**TASK TO CARRY OUT:**
Identify each line holding the string "home" and copy it.

(Figure dataset records)
==================================================

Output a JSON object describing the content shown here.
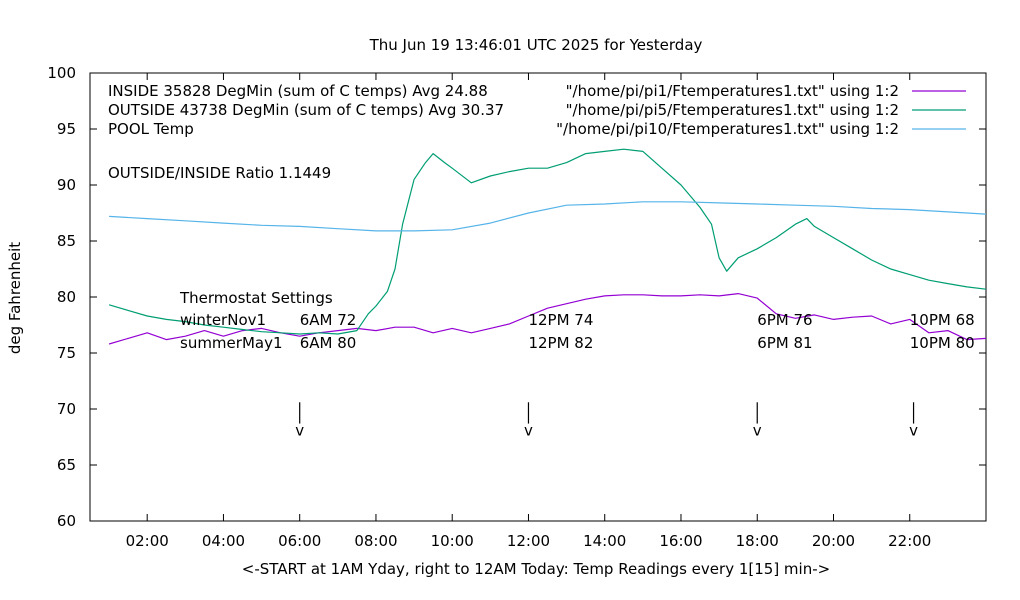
{
  "chart_data": {
    "type": "line",
    "title": "Thu Jun 19 13:46:01 UTC 2025 for Yesterday",
    "xlabel": "<-START at 1AM Yday, right to 12AM Today:  Temp Readings every 1[15] min->",
    "ylabel": "deg Fahrenheit",
    "xlim": [
      0.5,
      24
    ],
    "ylim": [
      60,
      100
    ],
    "x_ticks": [
      {
        "hour": 2,
        "label": "02:00"
      },
      {
        "hour": 4,
        "label": "04:00"
      },
      {
        "hour": 6,
        "label": "06:00"
      },
      {
        "hour": 8,
        "label": "08:00"
      },
      {
        "hour": 10,
        "label": "10:00"
      },
      {
        "hour": 12,
        "label": "12:00"
      },
      {
        "hour": 14,
        "label": "14:00"
      },
      {
        "hour": 16,
        "label": "16:00"
      },
      {
        "hour": 18,
        "label": "18:00"
      },
      {
        "hour": 20,
        "label": "20:00"
      },
      {
        "hour": 22,
        "label": "22:00"
      }
    ],
    "y_ticks": [
      60,
      65,
      70,
      75,
      80,
      85,
      90,
      95,
      100
    ],
    "legend_position": "top",
    "series": [
      {
        "name": "INSIDE 35828 DegMin (sum of C temps) Avg 24.88",
        "source": "\"/home/pi/pi1/Ftemperatures1.txt\" using 1:2",
        "color": "#9400d3",
        "x": [
          1.0,
          1.5,
          2.0,
          2.5,
          3.0,
          3.5,
          4.0,
          4.5,
          5.0,
          5.5,
          6.0,
          6.5,
          7.0,
          7.5,
          8.0,
          8.5,
          9.0,
          9.5,
          10.0,
          10.5,
          11.0,
          11.5,
          12.0,
          12.5,
          13.0,
          13.5,
          14.0,
          14.5,
          15.0,
          15.5,
          16.0,
          16.5,
          17.0,
          17.5,
          18.0,
          18.5,
          19.0,
          19.5,
          20.0,
          20.5,
          21.0,
          21.5,
          22.0,
          22.5,
          23.0,
          23.5,
          24.0
        ],
        "y": [
          75.8,
          76.3,
          76.8,
          76.2,
          76.5,
          77.0,
          76.5,
          77.0,
          77.2,
          76.8,
          76.5,
          76.8,
          77.0,
          77.2,
          77.0,
          77.3,
          77.3,
          76.8,
          77.2,
          76.8,
          77.2,
          77.6,
          78.3,
          79.0,
          79.4,
          79.8,
          80.1,
          80.2,
          80.2,
          80.1,
          80.1,
          80.2,
          80.1,
          80.3,
          79.9,
          78.5,
          78.1,
          78.4,
          78.0,
          78.2,
          78.3,
          77.6,
          78.0,
          76.8,
          77.0,
          76.2,
          76.3
        ]
      },
      {
        "name": "OUTSIDE 43738 DegMin (sum of C temps) Avg 30.37",
        "source": "\"/home/pi/pi5/Ftemperatures1.txt\" using 1:2",
        "color": "#009e73",
        "x": [
          1.0,
          1.5,
          2.0,
          2.5,
          3.0,
          3.5,
          4.0,
          4.5,
          5.0,
          5.5,
          6.0,
          6.5,
          7.0,
          7.5,
          7.8,
          8.0,
          8.3,
          8.5,
          8.7,
          9.0,
          9.3,
          9.5,
          9.8,
          10.0,
          10.5,
          11.0,
          11.5,
          12.0,
          12.5,
          13.0,
          13.5,
          14.0,
          14.5,
          15.0,
          15.5,
          16.0,
          16.5,
          16.8,
          17.0,
          17.2,
          17.5,
          18.0,
          18.5,
          19.0,
          19.3,
          19.5,
          20.0,
          20.5,
          21.0,
          21.5,
          22.0,
          22.5,
          23.0,
          23.5,
          24.0
        ],
        "y": [
          79.3,
          78.8,
          78.3,
          78.0,
          77.8,
          77.5,
          77.3,
          77.1,
          76.9,
          76.8,
          76.7,
          76.8,
          76.7,
          77.0,
          78.5,
          79.2,
          80.5,
          82.5,
          86.5,
          90.5,
          92.0,
          92.8,
          92.0,
          91.5,
          90.2,
          90.8,
          91.2,
          91.5,
          91.5,
          92.0,
          92.8,
          93.0,
          93.2,
          93.0,
          91.5,
          90.0,
          88.0,
          86.5,
          83.5,
          82.3,
          83.5,
          84.3,
          85.3,
          86.5,
          87.0,
          86.3,
          85.3,
          84.3,
          83.3,
          82.5,
          82.0,
          81.5,
          81.2,
          80.9,
          80.7
        ]
      },
      {
        "name": "POOL Temp",
        "source": "\"/home/pi/pi10/Ftemperatures1.txt\" using 1:2",
        "color": "#56b4e9",
        "x": [
          1.0,
          2.0,
          3.0,
          4.0,
          5.0,
          6.0,
          7.0,
          8.0,
          9.0,
          10.0,
          11.0,
          12.0,
          13.0,
          14.0,
          15.0,
          16.0,
          17.0,
          18.0,
          19.0,
          20.0,
          21.0,
          22.0,
          23.0,
          24.0
        ],
        "y": [
          87.2,
          87.0,
          86.8,
          86.6,
          86.4,
          86.3,
          86.1,
          85.9,
          85.9,
          86.0,
          86.6,
          87.5,
          88.2,
          88.3,
          88.5,
          88.5,
          88.4,
          88.3,
          88.2,
          88.1,
          87.9,
          87.8,
          87.6,
          87.4
        ]
      }
    ],
    "annotations": {
      "ratio": "OUTSIDE/INSIDE Ratio 1.1449",
      "thermostat_title": "Thermostat Settings",
      "thermostat_rows": [
        {
          "name": "winterNov1",
          "settings": [
            "6AM 72",
            "12PM 74",
            "6PM 76",
            "10PM 68"
          ],
          "y": 78
        },
        {
          "name": "summerMay1",
          "settings": [
            "6AM 80",
            "12PM 82",
            "6PM 81",
            "10PM 80"
          ],
          "y": 76
        }
      ],
      "thermostat_label_x": [
        6.0,
        12.0,
        18.0,
        22.0
      ],
      "markers": [
        {
          "hour": 6.0,
          "label": "v"
        },
        {
          "hour": 12.0,
          "label": "v"
        },
        {
          "hour": 18.0,
          "label": "v"
        },
        {
          "hour": 22.1,
          "label": "v"
        }
      ],
      "marker_y_top": 70.6,
      "marker_y_bottom": 68.7
    }
  }
}
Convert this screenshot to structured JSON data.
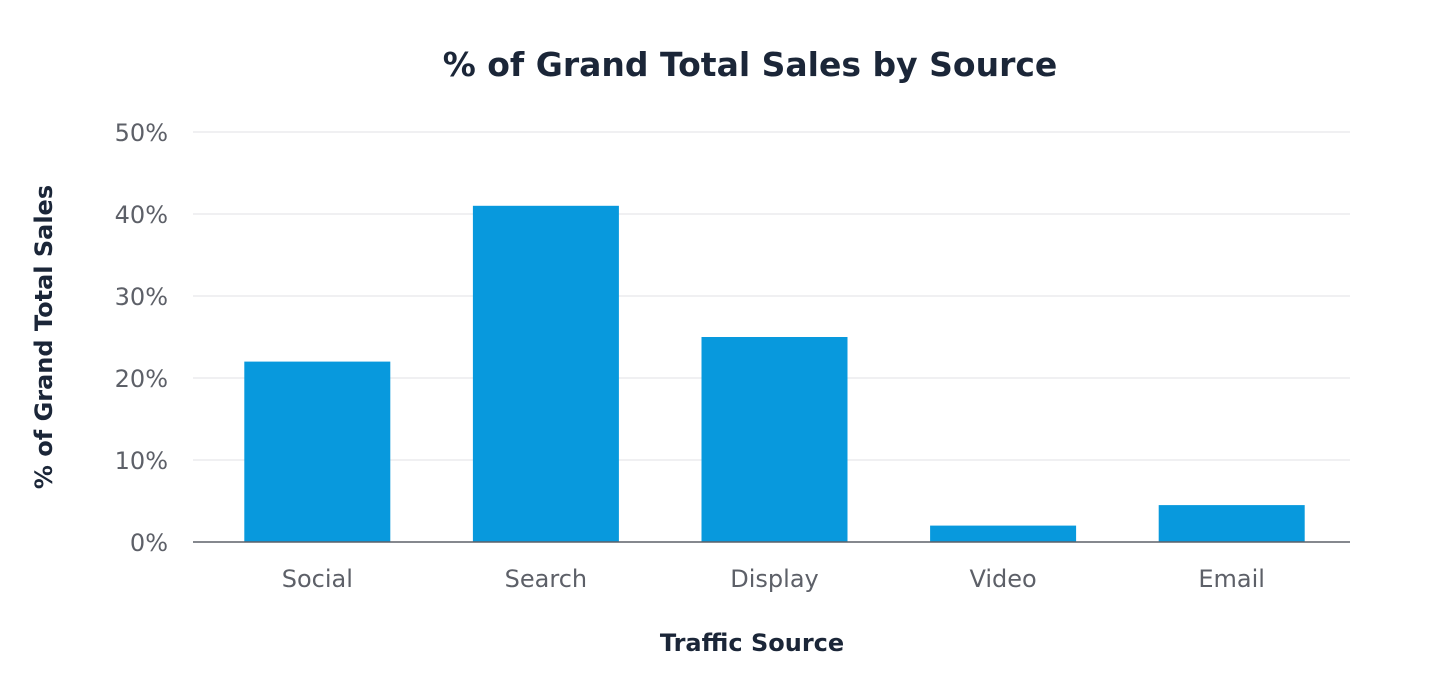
{
  "chart_data": {
    "type": "bar",
    "title": "% of Grand Total Sales by Source",
    "xlabel": "Traffic Source",
    "ylabel": "% of Grand Total Sales",
    "categories": [
      "Social",
      "Search",
      "Display",
      "Video",
      "Email"
    ],
    "values": [
      22,
      41,
      25,
      2,
      4.5
    ],
    "ylim": [
      0,
      50
    ],
    "yticks": [
      0,
      10,
      20,
      30,
      40,
      50
    ],
    "ytick_labels": [
      "0%",
      "10%",
      "20%",
      "30%",
      "40%",
      "50%"
    ],
    "grid": true,
    "legend": "none",
    "bar_color": "#0899dd"
  }
}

==================================================

**OUTPUT OF THE EXERCISE:**
        "source": "\"/home/pi/pi1/Ftemperatures1.txt\" using 1:2",
        "source": "\"/home/pi/pi5/Ftemperatures1.txt\" using 1:2",
        "source": "\"/home/pi/pi10/Ftemperatures1.txt\" using 1:2",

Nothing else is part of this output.